WRITTEN EXERCISE: Produce a verbatim transcription of the records below, beginning at the line containing "Enumerate this screenshot's" and ending at the final line; include only those lines.

EXTRACTED ENTRIES:

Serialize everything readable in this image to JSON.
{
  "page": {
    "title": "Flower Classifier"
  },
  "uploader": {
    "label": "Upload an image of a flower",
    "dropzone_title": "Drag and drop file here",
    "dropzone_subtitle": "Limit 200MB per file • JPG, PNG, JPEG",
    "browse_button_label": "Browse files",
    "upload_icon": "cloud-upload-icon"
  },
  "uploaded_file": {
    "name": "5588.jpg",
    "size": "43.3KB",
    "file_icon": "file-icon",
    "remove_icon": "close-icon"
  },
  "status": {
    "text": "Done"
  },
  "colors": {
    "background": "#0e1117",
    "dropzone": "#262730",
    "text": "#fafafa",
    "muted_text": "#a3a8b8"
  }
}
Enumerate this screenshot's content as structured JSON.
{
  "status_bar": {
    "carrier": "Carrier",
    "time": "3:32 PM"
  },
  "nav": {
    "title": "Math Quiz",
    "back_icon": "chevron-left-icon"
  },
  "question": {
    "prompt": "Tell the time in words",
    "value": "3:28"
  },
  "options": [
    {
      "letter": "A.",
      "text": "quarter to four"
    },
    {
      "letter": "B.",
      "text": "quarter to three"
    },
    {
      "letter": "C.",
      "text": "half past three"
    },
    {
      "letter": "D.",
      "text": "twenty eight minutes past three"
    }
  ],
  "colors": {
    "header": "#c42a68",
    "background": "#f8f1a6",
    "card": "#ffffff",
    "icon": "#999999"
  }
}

EXERCISE ANSWER:
Enumerate this screenshot's content as structured JSON.
{
  "status_bar": {
    "carrier": "Carrier",
    "time": "3:32 PM"
  },
  "nav": {
    "title": "Math Quiz",
    "back_icon": "chevron-left-icon"
  },
  "question": {
    "prompt": "Tell the time in words",
    "value": "3:28"
  },
  "options": [
    {
      "letter": "A.",
      "text": "quarter to four"
    },
    {
      "letter": "B.",
      "text": "quarter to three"
    },
    {
      "letter": "C.",
      "text": "half past three"
    },
    {
      "letter": "D.",
      "text": "twenty eight minutes past three"
    }
  ],
  "colors": {
    "header": "#c42a68",
    "background": "#f8f1a6",
    "card": "#ffffff",
    "icon": "#999999"
  }
}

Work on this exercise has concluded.